Stored records
::::::::
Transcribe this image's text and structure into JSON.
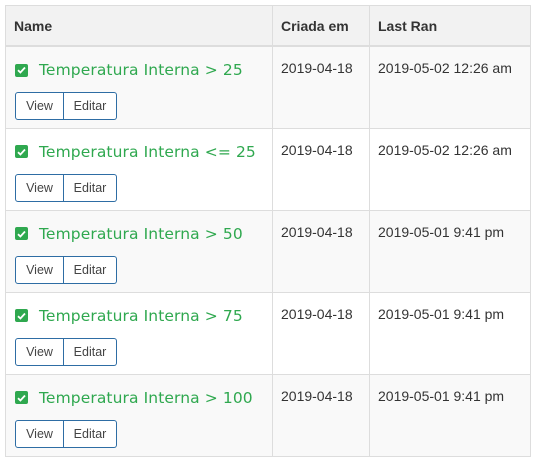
{
  "table": {
    "headers": {
      "name": "Name",
      "created": "Criada em",
      "last_ran": "Last Ran"
    },
    "rows": [
      {
        "name": "Temperatura Interna > 25",
        "created": "2019-04-18",
        "last_ran": "2019-05-02 12:26 am",
        "enabled": true,
        "view_label": "View",
        "edit_label": "Editar"
      },
      {
        "name": "Temperatura Interna <= 25",
        "created": "2019-04-18",
        "last_ran": "2019-05-02 12:26 am",
        "enabled": true,
        "view_label": "View",
        "edit_label": "Editar"
      },
      {
        "name": "Temperatura Interna > 50",
        "created": "2019-04-18",
        "last_ran": "2019-05-01 9:41 pm",
        "enabled": true,
        "view_label": "View",
        "edit_label": "Editar"
      },
      {
        "name": "Temperatura Interna > 75",
        "created": "2019-04-18",
        "last_ran": "2019-05-01 9:41 pm",
        "enabled": true,
        "view_label": "View",
        "edit_label": "Editar"
      },
      {
        "name": "Temperatura Interna > 100",
        "created": "2019-04-18",
        "last_ran": "2019-05-01 9:41 pm",
        "enabled": true,
        "view_label": "View",
        "edit_label": "Editar"
      }
    ]
  },
  "colors": {
    "accent_green": "#2fa84f",
    "button_border": "#2e6da4",
    "header_bg": "#f2f2f2",
    "stripe_bg": "#f9f9f9"
  },
  "icons": {
    "enabled": "checkbox-checked-icon"
  }
}
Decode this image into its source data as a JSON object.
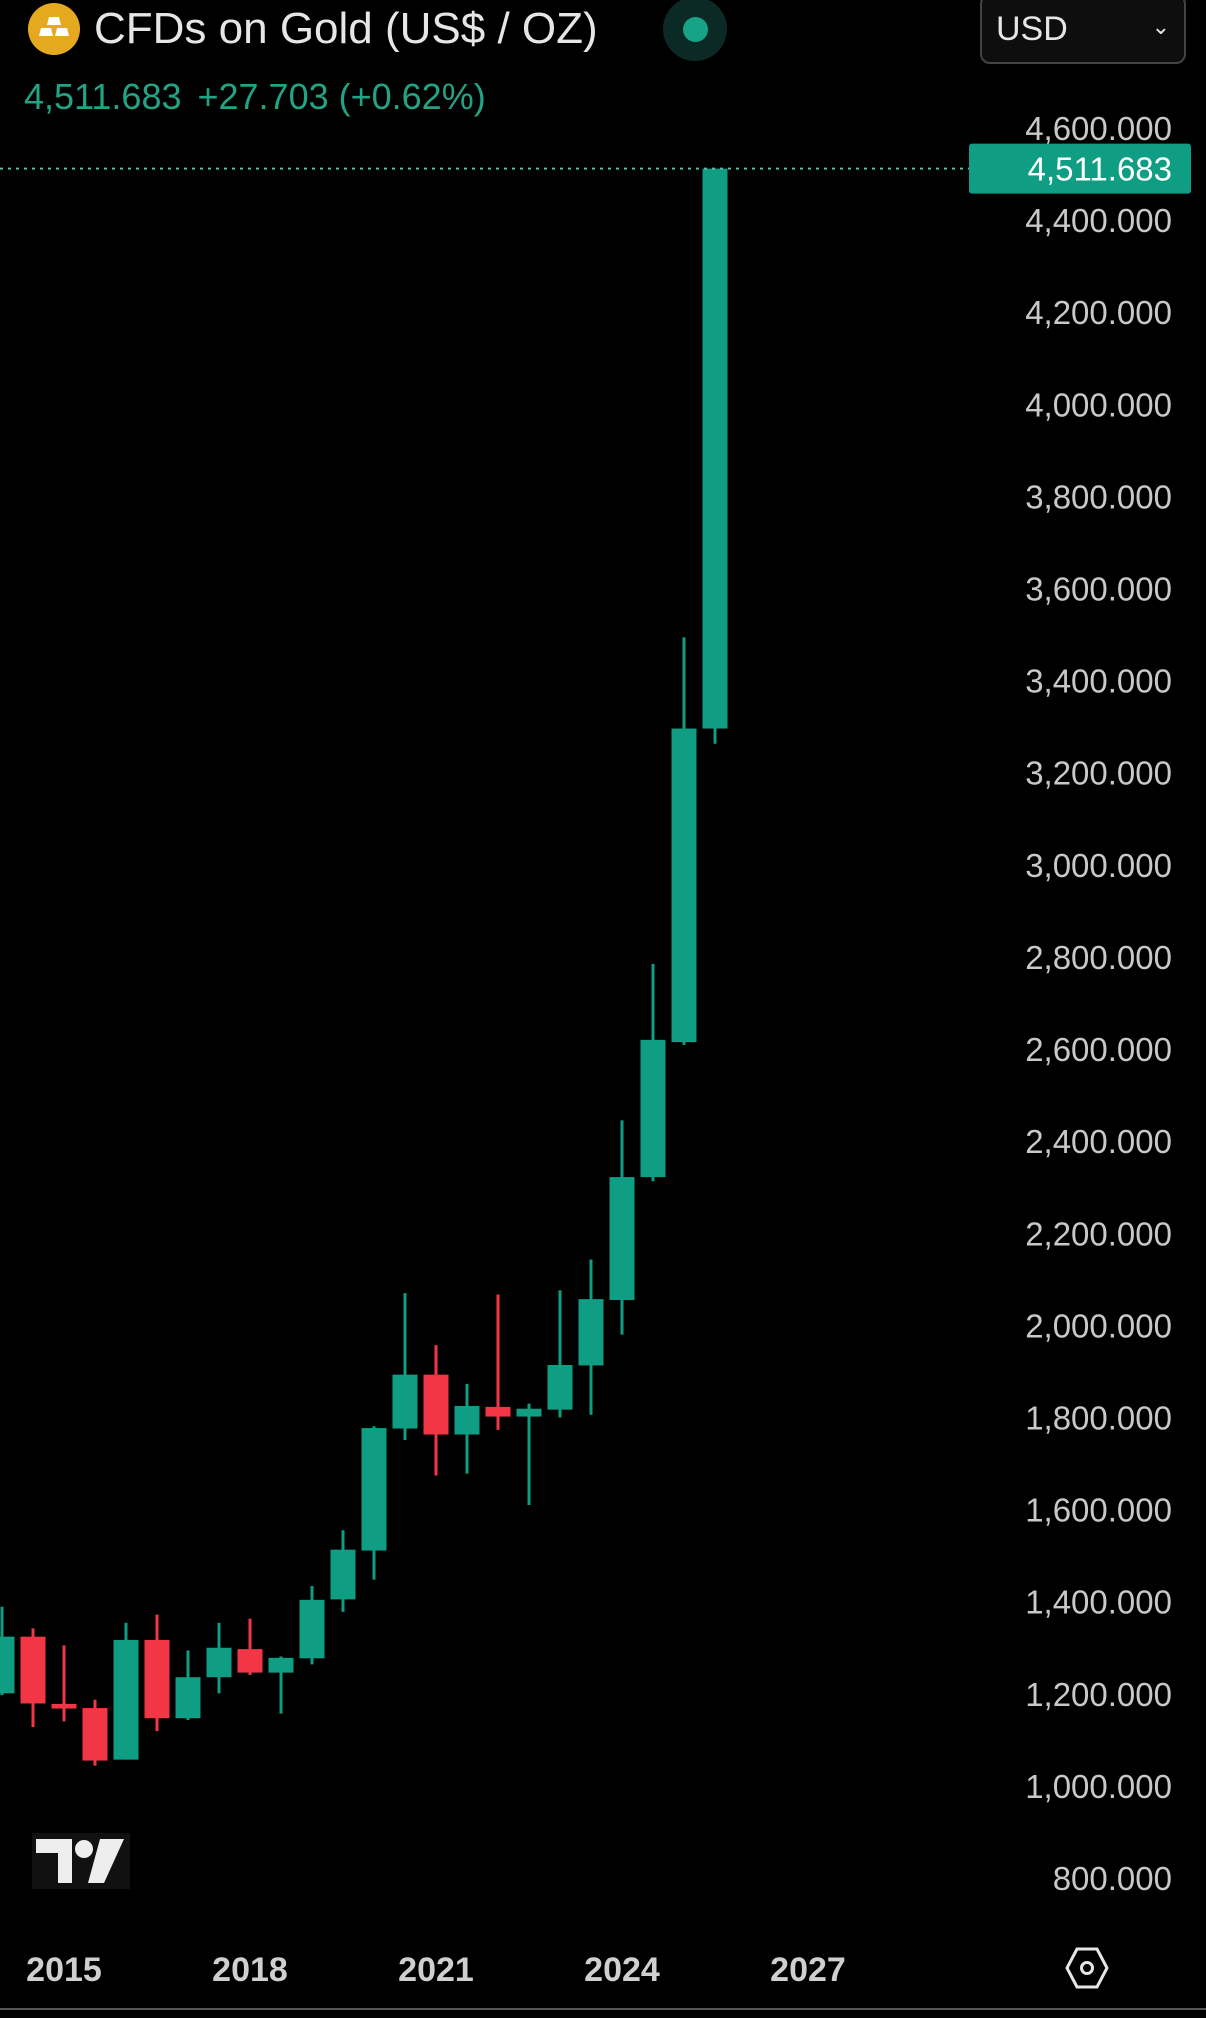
{
  "header": {
    "title": "CFDs on Gold (US$ / OZ)",
    "currency": "USD",
    "price": "4,511.683",
    "change": "+27.703",
    "change_pct": "(+0.62%)",
    "market_status": "open"
  },
  "colors": {
    "up": "#0f9d84",
    "down": "#f23645",
    "background": "#000000",
    "gold_icon": "#e5a920"
  },
  "chart_data": {
    "type": "candlestick",
    "period": "6 months",
    "ylim": [
      800,
      4600
    ],
    "yticks": [
      "4,600.000",
      "4,400.000",
      "4,200.000",
      "4,000.000",
      "3,800.000",
      "3,600.000",
      "3,400.000",
      "3,200.000",
      "3,000.000",
      "2,800.000",
      "2,600.000",
      "2,400.000",
      "2,200.000",
      "2,000.000",
      "1,800.000",
      "1,600.000",
      "1,400.000",
      "1,200.000",
      "1,000.000",
      "800.000"
    ],
    "xticks": [
      "2015",
      "2018",
      "2021",
      "2024",
      "2027"
    ],
    "last_price_label": "4,511.683",
    "candles": [
      {
        "t": "2014-H1",
        "o": 1201,
        "h": 1389,
        "l": 1197,
        "c": 1324
      },
      {
        "t": "2014-H2",
        "o": 1324,
        "h": 1342,
        "l": 1128,
        "c": 1179
      },
      {
        "t": "2015-H1",
        "o": 1178,
        "h": 1305,
        "l": 1140,
        "c": 1168
      },
      {
        "t": "2015-H2",
        "o": 1169,
        "h": 1187,
        "l": 1044,
        "c": 1055
      },
      {
        "t": "2016-H1",
        "o": 1057,
        "h": 1354,
        "l": 1057,
        "c": 1317
      },
      {
        "t": "2016-H2",
        "o": 1317,
        "h": 1372,
        "l": 1119,
        "c": 1147
      },
      {
        "t": "2017-H1",
        "o": 1147,
        "h": 1294,
        "l": 1143,
        "c": 1236
      },
      {
        "t": "2017-H2",
        "o": 1236,
        "h": 1354,
        "l": 1201,
        "c": 1300
      },
      {
        "t": "2018-H1",
        "o": 1297,
        "h": 1363,
        "l": 1241,
        "c": 1246
      },
      {
        "t": "2018-H2",
        "o": 1246,
        "h": 1281,
        "l": 1157,
        "c": 1278
      },
      {
        "t": "2019-H1",
        "o": 1277,
        "h": 1434,
        "l": 1264,
        "c": 1404
      },
      {
        "t": "2019-H2",
        "o": 1405,
        "h": 1555,
        "l": 1378,
        "c": 1513
      },
      {
        "t": "2020-H1",
        "o": 1511,
        "h": 1781,
        "l": 1448,
        "c": 1777
      },
      {
        "t": "2020-H2",
        "o": 1776,
        "h": 2070,
        "l": 1751,
        "c": 1893
      },
      {
        "t": "2021-H1",
        "o": 1893,
        "h": 1957,
        "l": 1674,
        "c": 1763
      },
      {
        "t": "2021-H2",
        "o": 1763,
        "h": 1873,
        "l": 1678,
        "c": 1825
      },
      {
        "t": "2022-H1",
        "o": 1823,
        "h": 2067,
        "l": 1773,
        "c": 1802
      },
      {
        "t": "2022-H2",
        "o": 1802,
        "h": 1830,
        "l": 1610,
        "c": 1819
      },
      {
        "t": "2023-H1",
        "o": 1817,
        "h": 2076,
        "l": 1800,
        "c": 1914
      },
      {
        "t": "2023-H2",
        "o": 1913,
        "h": 2143,
        "l": 1806,
        "c": 2057
      },
      {
        "t": "2024-H1",
        "o": 2055,
        "h": 2445,
        "l": 1980,
        "c": 2322
      },
      {
        "t": "2024-H2",
        "o": 2322,
        "h": 2785,
        "l": 2313,
        "c": 2620
      },
      {
        "t": "2025-H1",
        "o": 2615,
        "h": 3494,
        "l": 2609,
        "c": 3296
      },
      {
        "t": "2025-H2",
        "o": 3296,
        "h": 4512,
        "l": 3263,
        "c": 4511.683
      }
    ]
  }
}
::::::::
== Your task ==
Repeat the records above exactly, omitting every picture.

== Reply ==
Transcribe this image's text and structure into JSON.
{
  "table": {
    "headers": {
      "name": "Name",
      "created": "Criada em",
      "last_ran": "Last Ran"
    },
    "rows": [
      {
        "name": "Temperatura Interna > 25",
        "created": "2019-04-18",
        "last_ran": "2019-05-02 12:26 am",
        "enabled": true,
        "view_label": "View",
        "edit_label": "Editar"
      },
      {
        "name": "Temperatura Interna <= 25",
        "created": "2019-04-18",
        "last_ran": "2019-05-02 12:26 am",
        "enabled": true,
        "view_label": "View",
        "edit_label": "Editar"
      },
      {
        "name": "Temperatura Interna > 50",
        "created": "2019-04-18",
        "last_ran": "2019-05-01 9:41 pm",
        "enabled": true,
        "view_label": "View",
        "edit_label": "Editar"
      },
      {
        "name": "Temperatura Interna > 75",
        "created": "2019-04-18",
        "last_ran": "2019-05-01 9:41 pm",
        "enabled": true,
        "view_label": "View",
        "edit_label": "Editar"
      },
      {
        "name": "Temperatura Interna > 100",
        "created": "2019-04-18",
        "last_ran": "2019-05-01 9:41 pm",
        "enabled": true,
        "view_label": "View",
        "edit_label": "Editar"
      }
    ]
  },
  "colors": {
    "accent_green": "#2fa84f",
    "button_border": "#2e6da4",
    "header_bg": "#f2f2f2",
    "stripe_bg": "#f9f9f9"
  },
  "icons": {
    "enabled": "checkbox-checked-icon"
  }
}
Decode this image into its source data as a JSON object.
{
  "header": {
    "title": "CFDs on Gold (US$ / OZ)",
    "currency": "USD",
    "price": "4,511.683",
    "change": "+27.703",
    "change_pct": "(+0.62%)",
    "market_status": "open"
  },
  "colors": {
    "up": "#0f9d84",
    "down": "#f23645",
    "background": "#000000",
    "gold_icon": "#e5a920"
  },
  "chart_data": {
    "type": "candlestick",
    "period": "6 months",
    "ylim": [
      800,
      4600
    ],
    "yticks": [
      "4,600.000",
      "4,400.000",
      "4,200.000",
      "4,000.000",
      "3,800.000",
      "3,600.000",
      "3,400.000",
      "3,200.000",
      "3,000.000",
      "2,800.000",
      "2,600.000",
      "2,400.000",
      "2,200.000",
      "2,000.000",
      "1,800.000",
      "1,600.000",
      "1,400.000",
      "1,200.000",
      "1,000.000",
      "800.000"
    ],
    "xticks": [
      "2015",
      "2018",
      "2021",
      "2024",
      "2027"
    ],
    "last_price_label": "4,511.683",
    "candles": [
      {
        "t": "2014-H1",
        "o": 1201,
        "h": 1389,
        "l": 1197,
        "c": 1324
      },
      {
        "t": "2014-H2",
        "o": 1324,
        "h": 1342,
        "l": 1128,
        "c": 1179
      },
      {
        "t": "2015-H1",
        "o": 1178,
        "h": 1305,
        "l": 1140,
        "c": 1168
      },
      {
        "t": "2015-H2",
        "o": 1169,
        "h": 1187,
        "l": 1044,
        "c": 1055
      },
      {
        "t": "2016-H1",
        "o": 1057,
        "h": 1354,
        "l": 1057,
        "c": 1317
      },
      {
        "t": "2016-H2",
        "o": 1317,
        "h": 1372,
        "l": 1119,
        "c": 1147
      },
      {
        "t": "2017-H1",
        "o": 1147,
        "h": 1294,
        "l": 1143,
        "c": 1236
      },
      {
        "t": "2017-H2",
        "o": 1236,
        "h": 1354,
        "l": 1201,
        "c": 1300
      },
      {
        "t": "2018-H1",
        "o": 1297,
        "h": 1363,
        "l": 1241,
        "c": 1246
      },
      {
        "t": "2018-H2",
        "o": 1246,
        "h": 1281,
        "l": 1157,
        "c": 1278
      },
      {
        "t": "2019-H1",
        "o": 1277,
        "h": 1434,
        "l": 1264,
        "c": 1404
      },
      {
        "t": "2019-H2",
        "o": 1405,
        "h": 1555,
        "l": 1378,
        "c": 1513
      },
      {
        "t": "2020-H1",
        "o": 1511,
        "h": 1781,
        "l": 1448,
        "c": 1777
      },
      {
        "t": "2020-H2",
        "o": 1776,
        "h": 2070,
        "l": 1751,
        "c": 1893
      },
      {
        "t": "2021-H1",
        "o": 1893,
        "h": 1957,
        "l": 1674,
        "c": 1763
      },
      {
        "t": "2021-H2",
        "o": 1763,
        "h": 1873,
        "l": 1678,
        "c": 1825
      },
      {
        "t": "2022-H1",
        "o": 1823,
        "h": 2067,
        "l": 1773,
        "c": 1802
      },
      {
        "t": "2022-H2",
        "o": 1802,
        "h": 1830,
        "l": 1610,
        "c": 1819
      },
      {
        "t": "2023-H1",
        "o": 1817,
        "h": 2076,
        "l": 1800,
        "c": 1914
      },
      {
        "t": "2023-H2",
        "o": 1913,
        "h": 2143,
        "l": 1806,
        "c": 2057
      },
      {
        "t": "2024-H1",
        "o": 2055,
        "h": 2445,
        "l": 1980,
        "c": 2322
      },
      {
        "t": "2024-H2",
        "o": 2322,
        "h": 2785,
        "l": 2313,
        "c": 2620
      },
      {
        "t": "2025-H1",
        "o": 2615,
        "h": 3494,
        "l": 2609,
        "c": 3296
      },
      {
        "t": "2025-H2",
        "o": 3296,
        "h": 4512,
        "l": 3263,
        "c": 4511.683
      }
    ]
  }
}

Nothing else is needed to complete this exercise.